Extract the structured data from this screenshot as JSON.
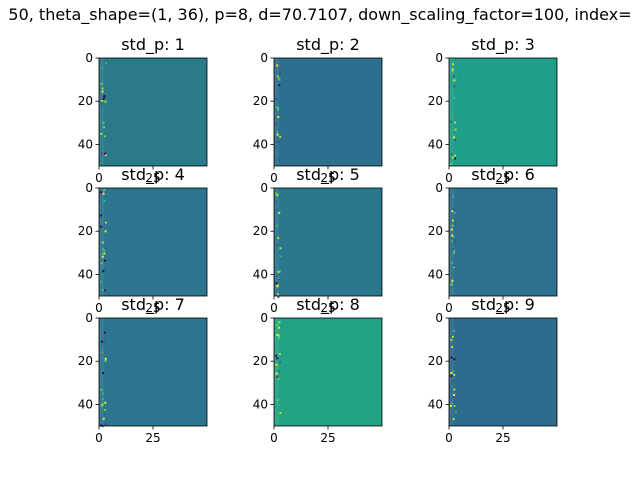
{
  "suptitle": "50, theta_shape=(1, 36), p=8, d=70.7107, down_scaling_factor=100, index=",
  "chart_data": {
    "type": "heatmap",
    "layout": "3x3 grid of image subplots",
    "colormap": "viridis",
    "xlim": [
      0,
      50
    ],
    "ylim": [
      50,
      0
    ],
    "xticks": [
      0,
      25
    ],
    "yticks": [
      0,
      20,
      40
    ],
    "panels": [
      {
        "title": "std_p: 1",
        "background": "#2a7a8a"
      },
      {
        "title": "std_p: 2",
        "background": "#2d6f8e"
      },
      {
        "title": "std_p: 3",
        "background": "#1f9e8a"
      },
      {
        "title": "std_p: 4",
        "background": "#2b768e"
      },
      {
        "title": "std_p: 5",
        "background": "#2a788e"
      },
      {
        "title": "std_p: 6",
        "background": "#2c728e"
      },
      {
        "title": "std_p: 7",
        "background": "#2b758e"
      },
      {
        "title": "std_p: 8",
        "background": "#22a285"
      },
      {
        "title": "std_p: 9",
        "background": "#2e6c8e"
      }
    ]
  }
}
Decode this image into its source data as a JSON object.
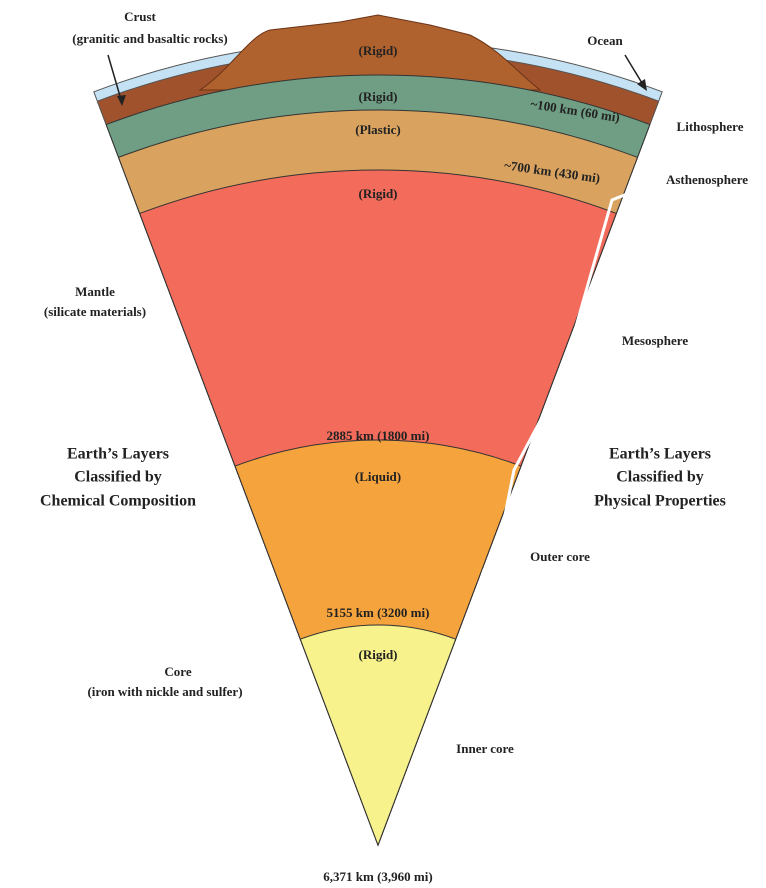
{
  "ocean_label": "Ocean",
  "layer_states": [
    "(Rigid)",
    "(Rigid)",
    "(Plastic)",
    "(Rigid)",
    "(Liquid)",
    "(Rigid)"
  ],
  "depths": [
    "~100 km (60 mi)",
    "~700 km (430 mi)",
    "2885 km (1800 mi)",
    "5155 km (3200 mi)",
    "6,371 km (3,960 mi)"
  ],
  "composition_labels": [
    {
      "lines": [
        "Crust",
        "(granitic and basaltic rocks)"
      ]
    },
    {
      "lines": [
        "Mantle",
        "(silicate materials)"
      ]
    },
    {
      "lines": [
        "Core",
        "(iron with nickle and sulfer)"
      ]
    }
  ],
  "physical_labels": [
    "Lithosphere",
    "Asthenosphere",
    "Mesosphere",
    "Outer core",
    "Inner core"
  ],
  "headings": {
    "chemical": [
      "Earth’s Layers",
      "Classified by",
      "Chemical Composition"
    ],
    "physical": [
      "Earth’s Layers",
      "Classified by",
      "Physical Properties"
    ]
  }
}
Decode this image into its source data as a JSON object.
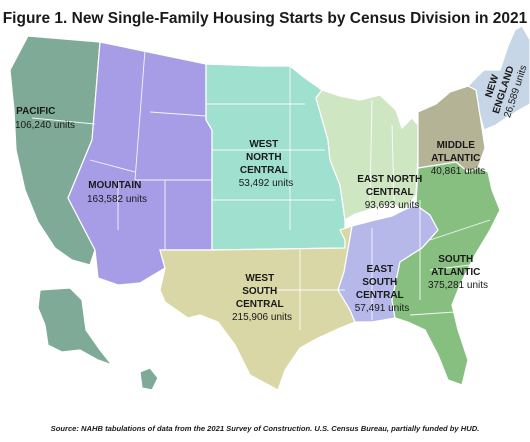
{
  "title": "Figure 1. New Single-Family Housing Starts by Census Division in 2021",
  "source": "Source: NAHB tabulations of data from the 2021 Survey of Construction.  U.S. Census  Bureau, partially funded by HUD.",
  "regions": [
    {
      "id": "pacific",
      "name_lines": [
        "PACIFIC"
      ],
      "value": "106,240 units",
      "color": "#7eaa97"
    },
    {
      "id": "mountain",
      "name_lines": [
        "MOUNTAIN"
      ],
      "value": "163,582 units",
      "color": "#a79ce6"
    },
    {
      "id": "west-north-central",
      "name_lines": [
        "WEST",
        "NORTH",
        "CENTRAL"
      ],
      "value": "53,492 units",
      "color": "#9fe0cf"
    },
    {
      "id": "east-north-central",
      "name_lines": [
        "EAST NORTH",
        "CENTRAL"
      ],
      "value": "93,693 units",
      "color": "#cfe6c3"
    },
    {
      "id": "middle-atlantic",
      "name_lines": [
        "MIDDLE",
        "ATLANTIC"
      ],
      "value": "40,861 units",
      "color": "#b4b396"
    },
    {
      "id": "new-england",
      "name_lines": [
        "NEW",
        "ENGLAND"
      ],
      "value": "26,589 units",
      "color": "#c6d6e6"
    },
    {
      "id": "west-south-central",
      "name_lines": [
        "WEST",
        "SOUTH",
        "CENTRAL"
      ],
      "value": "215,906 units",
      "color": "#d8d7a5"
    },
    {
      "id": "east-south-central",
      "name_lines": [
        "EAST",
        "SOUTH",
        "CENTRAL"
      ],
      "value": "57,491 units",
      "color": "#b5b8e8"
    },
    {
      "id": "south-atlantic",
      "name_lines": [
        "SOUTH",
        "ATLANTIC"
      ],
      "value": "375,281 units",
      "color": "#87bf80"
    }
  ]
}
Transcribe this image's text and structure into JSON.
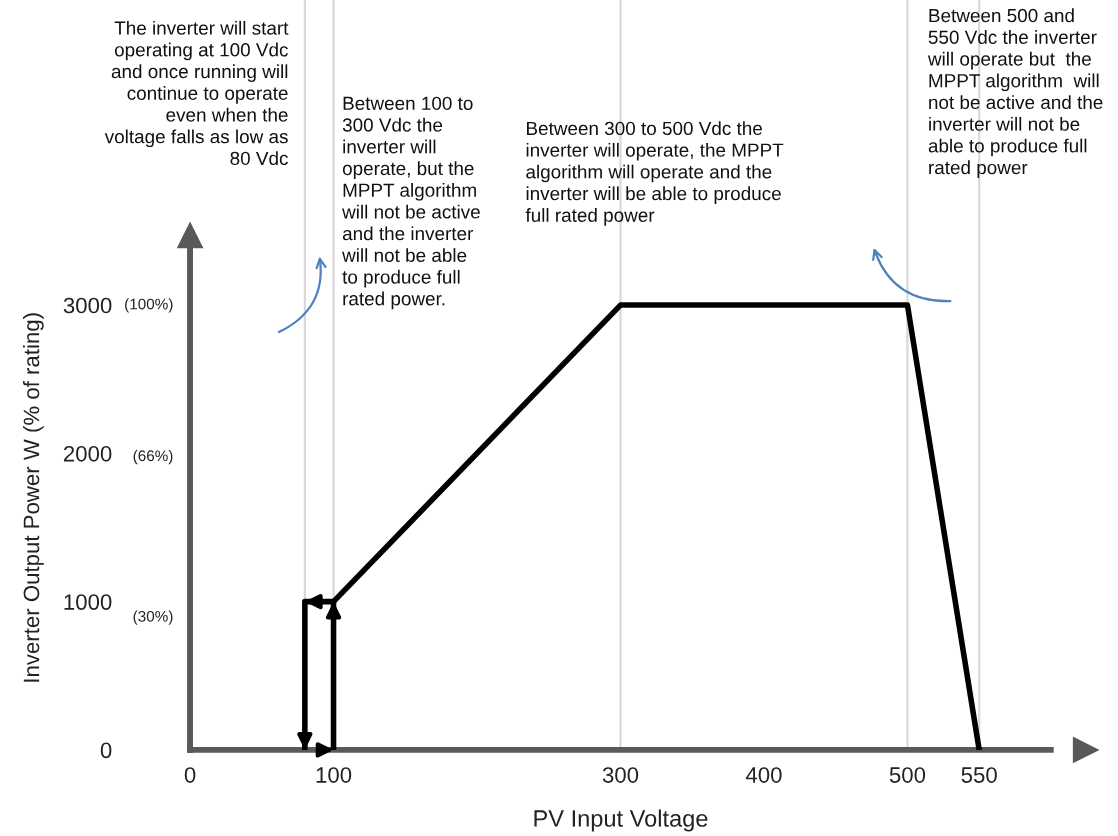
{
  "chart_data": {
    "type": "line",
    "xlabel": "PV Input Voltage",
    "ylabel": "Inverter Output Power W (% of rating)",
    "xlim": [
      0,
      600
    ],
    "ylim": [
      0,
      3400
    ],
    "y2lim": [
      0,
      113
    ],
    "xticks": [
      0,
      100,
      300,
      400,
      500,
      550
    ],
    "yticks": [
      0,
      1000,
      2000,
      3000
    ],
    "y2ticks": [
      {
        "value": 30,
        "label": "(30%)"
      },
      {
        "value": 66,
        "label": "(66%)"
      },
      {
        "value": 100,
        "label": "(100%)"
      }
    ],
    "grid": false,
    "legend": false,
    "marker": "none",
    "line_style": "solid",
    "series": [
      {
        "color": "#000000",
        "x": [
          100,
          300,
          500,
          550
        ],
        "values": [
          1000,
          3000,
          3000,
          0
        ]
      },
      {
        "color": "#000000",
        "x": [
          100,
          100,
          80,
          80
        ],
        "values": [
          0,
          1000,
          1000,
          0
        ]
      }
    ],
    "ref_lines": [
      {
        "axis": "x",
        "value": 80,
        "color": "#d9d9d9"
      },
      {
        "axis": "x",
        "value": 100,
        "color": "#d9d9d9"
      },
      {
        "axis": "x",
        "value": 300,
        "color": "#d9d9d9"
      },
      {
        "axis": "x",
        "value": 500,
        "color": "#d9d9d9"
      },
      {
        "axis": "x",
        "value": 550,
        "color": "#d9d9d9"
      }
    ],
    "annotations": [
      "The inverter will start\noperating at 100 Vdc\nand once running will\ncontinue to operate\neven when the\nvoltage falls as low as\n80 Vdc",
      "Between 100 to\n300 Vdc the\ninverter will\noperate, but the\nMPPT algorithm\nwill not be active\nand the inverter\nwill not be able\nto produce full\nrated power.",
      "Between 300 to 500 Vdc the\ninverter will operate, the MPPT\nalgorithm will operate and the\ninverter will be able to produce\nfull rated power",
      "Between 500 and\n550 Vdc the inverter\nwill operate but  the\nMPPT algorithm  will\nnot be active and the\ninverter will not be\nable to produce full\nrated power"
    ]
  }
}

▶ EXERCISE AIM: Return all of the entries word for word, but omit the pictures.

▶ EXERCISE OUTPUT:
Extract the structured data from this screenshot as JSON.
{
  "suptitle": "50, theta_shape=(1, 36), p=8, d=70.7107, down_scaling_factor=100, index=",
  "chart_data": {
    "type": "heatmap",
    "layout": "3x3 grid of image subplots",
    "colormap": "viridis",
    "xlim": [
      0,
      50
    ],
    "ylim": [
      50,
      0
    ],
    "xticks": [
      0,
      25
    ],
    "yticks": [
      0,
      20,
      40
    ],
    "panels": [
      {
        "title": "std_p: 1",
        "background": "#2a7a8a"
      },
      {
        "title": "std_p: 2",
        "background": "#2d6f8e"
      },
      {
        "title": "std_p: 3",
        "background": "#1f9e8a"
      },
      {
        "title": "std_p: 4",
        "background": "#2b768e"
      },
      {
        "title": "std_p: 5",
        "background": "#2a788e"
      },
      {
        "title": "std_p: 6",
        "background": "#2c728e"
      },
      {
        "title": "std_p: 7",
        "background": "#2b758e"
      },
      {
        "title": "std_p: 8",
        "background": "#22a285"
      },
      {
        "title": "std_p: 9",
        "background": "#2e6c8e"
      }
    ]
  }
}
Decode this image into its source data as a JSON object.
{
  "ocean_label": "Ocean",
  "layer_states": [
    "(Rigid)",
    "(Rigid)",
    "(Plastic)",
    "(Rigid)",
    "(Liquid)",
    "(Rigid)"
  ],
  "depths": [
    "~100 km (60 mi)",
    "~700 km (430 mi)",
    "2885 km (1800 mi)",
    "5155 km (3200 mi)",
    "6,371 km (3,960 mi)"
  ],
  "composition_labels": [
    {
      "lines": [
        "Crust",
        "(granitic and basaltic rocks)"
      ]
    },
    {
      "lines": [
        "Mantle",
        "(silicate materials)"
      ]
    },
    {
      "lines": [
        "Core",
        "(iron with nickle and sulfer)"
      ]
    }
  ],
  "physical_labels": [
    "Lithosphere",
    "Asthenosphere",
    "Mesosphere",
    "Outer core",
    "Inner core"
  ],
  "headings": {
    "chemical": [
      "Earth’s Layers",
      "Classified by",
      "Chemical Composition"
    ],
    "physical": [
      "Earth’s Layers",
      "Classified by",
      "Physical Properties"
    ]
  }
}
Decode this image into its source data as a JSON object.
{
  "title": "Figure 1. New Single-Family Housing Starts by Census Division in 2021",
  "source": "Source: NAHB tabulations of data from the 2021 Survey of Construction.  U.S. Census  Bureau, partially funded by HUD.",
  "regions": [
    {
      "id": "pacific",
      "name_lines": [
        "PACIFIC"
      ],
      "value": "106,240 units",
      "color": "#7eaa97"
    },
    {
      "id": "mountain",
      "name_lines": [
        "MOUNTAIN"
      ],
      "value": "163,582 units",
      "color": "#a79ce6"
    },
    {
      "id": "west-north-central",
      "name_lines": [
        "WEST",
        "NORTH",
        "CENTRAL"
      ],
      "value": "53,492 units",
      "color": "#9fe0cf"
    },
    {
      "id": "east-north-central",
      "name_lines": [
        "EAST NORTH",
        "CENTRAL"
      ],
      "value": "93,693 units",
      "color": "#cfe6c3"
    },
    {
      "id": "middle-atlantic",
      "name_lines": [
        "MIDDLE",
        "ATLANTIC"
      ],
      "value": "40,861 units",
      "color": "#b4b396"
    },
    {
      "id": "new-england",
      "name_lines": [
        "NEW",
        "ENGLAND"
      ],
      "value": "26,589 units",
      "color": "#c6d6e6"
    },
    {
      "id": "west-south-central",
      "name_lines": [
        "WEST",
        "SOUTH",
        "CENTRAL"
      ],
      "value": "215,906 units",
      "color": "#d8d7a5"
    },
    {
      "id": "east-south-central",
      "name_lines": [
        "EAST",
        "SOUTH",
        "CENTRAL"
      ],
      "value": "57,491 units",
      "color": "#b5b8e8"
    },
    {
      "id": "south-atlantic",
      "name_lines": [
        "SOUTH",
        "ATLANTIC"
      ],
      "value": "375,281 units",
      "color": "#87bf80"
    }
  ]
}
Transcribe this image's text and structure into JSON.
{
  "chart_data": {
    "type": "line",
    "xlabel": "PV Input Voltage",
    "ylabel": "Inverter Output Power W (% of rating)",
    "xlim": [
      0,
      600
    ],
    "ylim": [
      0,
      3400
    ],
    "y2lim": [
      0,
      113
    ],
    "xticks": [
      0,
      100,
      300,
      400,
      500,
      550
    ],
    "yticks": [
      0,
      1000,
      2000,
      3000
    ],
    "y2ticks": [
      {
        "value": 30,
        "label": "(30%)"
      },
      {
        "value": 66,
        "label": "(66%)"
      },
      {
        "value": 100,
        "label": "(100%)"
      }
    ],
    "grid": false,
    "legend": false,
    "marker": "none",
    "line_style": "solid",
    "series": [
      {
        "color": "#000000",
        "x": [
          100,
          300,
          500,
          550
        ],
        "values": [
          1000,
          3000,
          3000,
          0
        ]
      },
      {
        "color": "#000000",
        "x": [
          100,
          100,
          80,
          80
        ],
        "values": [
          0,
          1000,
          1000,
          0
        ]
      }
    ],
    "ref_lines": [
      {
        "axis": "x",
        "value": 80,
        "color": "#d9d9d9"
      },
      {
        "axis": "x",
        "value": 100,
        "color": "#d9d9d9"
      },
      {
        "axis": "x",
        "value": 300,
        "color": "#d9d9d9"
      },
      {
        "axis": "x",
        "value": 500,
        "color": "#d9d9d9"
      },
      {
        "axis": "x",
        "value": 550,
        "color": "#d9d9d9"
      }
    ],
    "annotations": [
      "The inverter will start\noperating at 100 Vdc\nand once running will\ncontinue to operate\neven when the\nvoltage falls as low as\n80 Vdc",
      "Between 100 to\n300 Vdc the\ninverter will\noperate, but the\nMPPT algorithm\nwill not be active\nand the inverter\nwill not be able\nto produce full\nrated power.",
      "Between 300 to 500 Vdc the\ninverter will operate, the MPPT\nalgorithm will operate and the\ninverter will be able to produce\nfull rated power",
      "Between 500 and\n550 Vdc the inverter\nwill operate but  the\nMPPT algorithm  will\nnot be active and the\ninverter will not be\nable to produce full\nrated power"
    ]
  }
}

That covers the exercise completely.